» WHAT THIS TASK INVOLVES
Quote the full listing word for word.
— Start DATA FOR THIS EXERCISE —
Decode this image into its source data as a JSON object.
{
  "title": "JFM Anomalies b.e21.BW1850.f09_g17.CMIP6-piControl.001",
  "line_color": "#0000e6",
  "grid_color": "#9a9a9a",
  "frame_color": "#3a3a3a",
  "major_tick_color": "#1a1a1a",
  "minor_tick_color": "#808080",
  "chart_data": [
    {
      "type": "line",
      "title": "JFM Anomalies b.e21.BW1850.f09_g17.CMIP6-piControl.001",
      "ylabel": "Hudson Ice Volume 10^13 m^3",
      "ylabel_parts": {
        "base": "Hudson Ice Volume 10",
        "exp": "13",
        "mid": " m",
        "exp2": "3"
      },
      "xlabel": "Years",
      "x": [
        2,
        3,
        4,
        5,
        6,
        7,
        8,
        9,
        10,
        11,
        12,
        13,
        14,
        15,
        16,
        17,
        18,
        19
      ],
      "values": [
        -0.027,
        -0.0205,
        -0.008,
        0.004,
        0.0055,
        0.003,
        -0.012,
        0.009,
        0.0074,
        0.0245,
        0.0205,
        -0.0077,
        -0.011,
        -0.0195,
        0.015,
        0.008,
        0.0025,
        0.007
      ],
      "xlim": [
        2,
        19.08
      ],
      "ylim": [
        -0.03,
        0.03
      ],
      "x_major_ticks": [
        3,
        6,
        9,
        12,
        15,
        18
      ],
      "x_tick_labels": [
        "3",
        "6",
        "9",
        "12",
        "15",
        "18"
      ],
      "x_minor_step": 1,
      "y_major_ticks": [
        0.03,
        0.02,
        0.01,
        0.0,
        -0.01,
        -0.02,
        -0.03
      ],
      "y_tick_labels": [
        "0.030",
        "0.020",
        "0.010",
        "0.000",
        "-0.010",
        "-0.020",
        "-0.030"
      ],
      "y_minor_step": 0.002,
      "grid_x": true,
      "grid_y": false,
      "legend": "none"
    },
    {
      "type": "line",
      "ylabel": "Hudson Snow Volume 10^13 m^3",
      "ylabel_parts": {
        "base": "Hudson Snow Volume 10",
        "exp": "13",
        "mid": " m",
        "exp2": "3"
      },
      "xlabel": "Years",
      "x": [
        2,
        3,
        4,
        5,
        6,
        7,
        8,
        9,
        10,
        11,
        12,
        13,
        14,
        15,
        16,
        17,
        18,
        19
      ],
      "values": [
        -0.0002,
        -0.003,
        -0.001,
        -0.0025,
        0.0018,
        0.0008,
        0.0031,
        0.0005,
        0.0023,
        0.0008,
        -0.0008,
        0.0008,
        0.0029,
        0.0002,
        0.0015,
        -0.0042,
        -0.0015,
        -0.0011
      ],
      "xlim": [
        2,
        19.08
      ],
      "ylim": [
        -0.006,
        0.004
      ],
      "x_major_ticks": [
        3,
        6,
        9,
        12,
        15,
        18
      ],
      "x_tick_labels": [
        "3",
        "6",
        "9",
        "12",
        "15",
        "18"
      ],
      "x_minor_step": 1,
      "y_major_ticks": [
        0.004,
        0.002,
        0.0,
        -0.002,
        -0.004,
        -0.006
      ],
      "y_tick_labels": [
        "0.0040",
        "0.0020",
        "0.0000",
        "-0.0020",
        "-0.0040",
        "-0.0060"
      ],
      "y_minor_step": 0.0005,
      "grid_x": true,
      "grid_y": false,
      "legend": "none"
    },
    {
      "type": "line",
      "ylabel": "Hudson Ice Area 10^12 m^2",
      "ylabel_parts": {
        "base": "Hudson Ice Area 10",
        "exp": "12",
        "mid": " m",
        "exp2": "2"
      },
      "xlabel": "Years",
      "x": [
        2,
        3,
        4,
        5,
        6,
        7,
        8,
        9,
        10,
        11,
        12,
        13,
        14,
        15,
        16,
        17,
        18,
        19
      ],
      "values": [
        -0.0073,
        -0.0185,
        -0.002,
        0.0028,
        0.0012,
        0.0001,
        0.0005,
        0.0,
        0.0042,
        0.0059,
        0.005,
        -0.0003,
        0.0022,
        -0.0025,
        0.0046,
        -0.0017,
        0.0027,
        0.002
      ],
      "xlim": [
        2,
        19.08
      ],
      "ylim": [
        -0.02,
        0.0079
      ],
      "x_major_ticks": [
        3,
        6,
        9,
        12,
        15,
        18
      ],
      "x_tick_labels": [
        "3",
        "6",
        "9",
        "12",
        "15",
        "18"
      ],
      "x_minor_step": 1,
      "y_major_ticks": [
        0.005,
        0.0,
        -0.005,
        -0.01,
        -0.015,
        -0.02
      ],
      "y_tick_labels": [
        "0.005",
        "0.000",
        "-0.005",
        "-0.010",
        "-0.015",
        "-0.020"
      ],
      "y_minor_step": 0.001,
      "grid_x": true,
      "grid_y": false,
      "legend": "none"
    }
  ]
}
— End DATA FOR THIS EXERCISE —
» FINAL RESULT
Decode this image into its source data as a JSON object.
{
  "title": "JFM Anomalies b.e21.BW1850.f09_g17.CMIP6-piControl.001",
  "line_color": "#0000e6",
  "grid_color": "#9a9a9a",
  "frame_color": "#3a3a3a",
  "major_tick_color": "#1a1a1a",
  "minor_tick_color": "#808080",
  "chart_data": [
    {
      "type": "line",
      "title": "JFM Anomalies b.e21.BW1850.f09_g17.CMIP6-piControl.001",
      "ylabel": "Hudson Ice Volume 10^13 m^3",
      "ylabel_parts": {
        "base": "Hudson Ice Volume 10",
        "exp": "13",
        "mid": " m",
        "exp2": "3"
      },
      "xlabel": "Years",
      "x": [
        2,
        3,
        4,
        5,
        6,
        7,
        8,
        9,
        10,
        11,
        12,
        13,
        14,
        15,
        16,
        17,
        18,
        19
      ],
      "values": [
        -0.027,
        -0.0205,
        -0.008,
        0.004,
        0.0055,
        0.003,
        -0.012,
        0.009,
        0.0074,
        0.0245,
        0.0205,
        -0.0077,
        -0.011,
        -0.0195,
        0.015,
        0.008,
        0.0025,
        0.007
      ],
      "xlim": [
        2,
        19.08
      ],
      "ylim": [
        -0.03,
        0.03
      ],
      "x_major_ticks": [
        3,
        6,
        9,
        12,
        15,
        18
      ],
      "x_tick_labels": [
        "3",
        "6",
        "9",
        "12",
        "15",
        "18"
      ],
      "x_minor_step": 1,
      "y_major_ticks": [
        0.03,
        0.02,
        0.01,
        0.0,
        -0.01,
        -0.02,
        -0.03
      ],
      "y_tick_labels": [
        "0.030",
        "0.020",
        "0.010",
        "0.000",
        "-0.010",
        "-0.020",
        "-0.030"
      ],
      "y_minor_step": 0.002,
      "grid_x": true,
      "grid_y": false,
      "legend": "none"
    },
    {
      "type": "line",
      "ylabel": "Hudson Snow Volume 10^13 m^3",
      "ylabel_parts": {
        "base": "Hudson Snow Volume 10",
        "exp": "13",
        "mid": " m",
        "exp2": "3"
      },
      "xlabel": "Years",
      "x": [
        2,
        3,
        4,
        5,
        6,
        7,
        8,
        9,
        10,
        11,
        12,
        13,
        14,
        15,
        16,
        17,
        18,
        19
      ],
      "values": [
        -0.0002,
        -0.003,
        -0.001,
        -0.0025,
        0.0018,
        0.0008,
        0.0031,
        0.0005,
        0.0023,
        0.0008,
        -0.0008,
        0.0008,
        0.0029,
        0.0002,
        0.0015,
        -0.0042,
        -0.0015,
        -0.0011
      ],
      "xlim": [
        2,
        19.08
      ],
      "ylim": [
        -0.006,
        0.004
      ],
      "x_major_ticks": [
        3,
        6,
        9,
        12,
        15,
        18
      ],
      "x_tick_labels": [
        "3",
        "6",
        "9",
        "12",
        "15",
        "18"
      ],
      "x_minor_step": 1,
      "y_major_ticks": [
        0.004,
        0.002,
        0.0,
        -0.002,
        -0.004,
        -0.006
      ],
      "y_tick_labels": [
        "0.0040",
        "0.0020",
        "0.0000",
        "-0.0020",
        "-0.0040",
        "-0.0060"
      ],
      "y_minor_step": 0.0005,
      "grid_x": true,
      "grid_y": false,
      "legend": "none"
    },
    {
      "type": "line",
      "ylabel": "Hudson Ice Area 10^12 m^2",
      "ylabel_parts": {
        "base": "Hudson Ice Area 10",
        "exp": "12",
        "mid": " m",
        "exp2": "2"
      },
      "xlabel": "Years",
      "x": [
        2,
        3,
        4,
        5,
        6,
        7,
        8,
        9,
        10,
        11,
        12,
        13,
        14,
        15,
        16,
        17,
        18,
        19
      ],
      "values": [
        -0.0073,
        -0.0185,
        -0.002,
        0.0028,
        0.0012,
        0.0001,
        0.0005,
        0.0,
        0.0042,
        0.0059,
        0.005,
        -0.0003,
        0.0022,
        -0.0025,
        0.0046,
        -0.0017,
        0.0027,
        0.002
      ],
      "xlim": [
        2,
        19.08
      ],
      "ylim": [
        -0.02,
        0.0079
      ],
      "x_major_ticks": [
        3,
        6,
        9,
        12,
        15,
        18
      ],
      "x_tick_labels": [
        "3",
        "6",
        "9",
        "12",
        "15",
        "18"
      ],
      "x_minor_step": 1,
      "y_major_ticks": [
        0.005,
        0.0,
        -0.005,
        -0.01,
        -0.015,
        -0.02
      ],
      "y_tick_labels": [
        "0.005",
        "0.000",
        "-0.005",
        "-0.010",
        "-0.015",
        "-0.020"
      ],
      "y_minor_step": 0.001,
      "grid_x": true,
      "grid_y": false,
      "legend": "none"
    }
  ]
}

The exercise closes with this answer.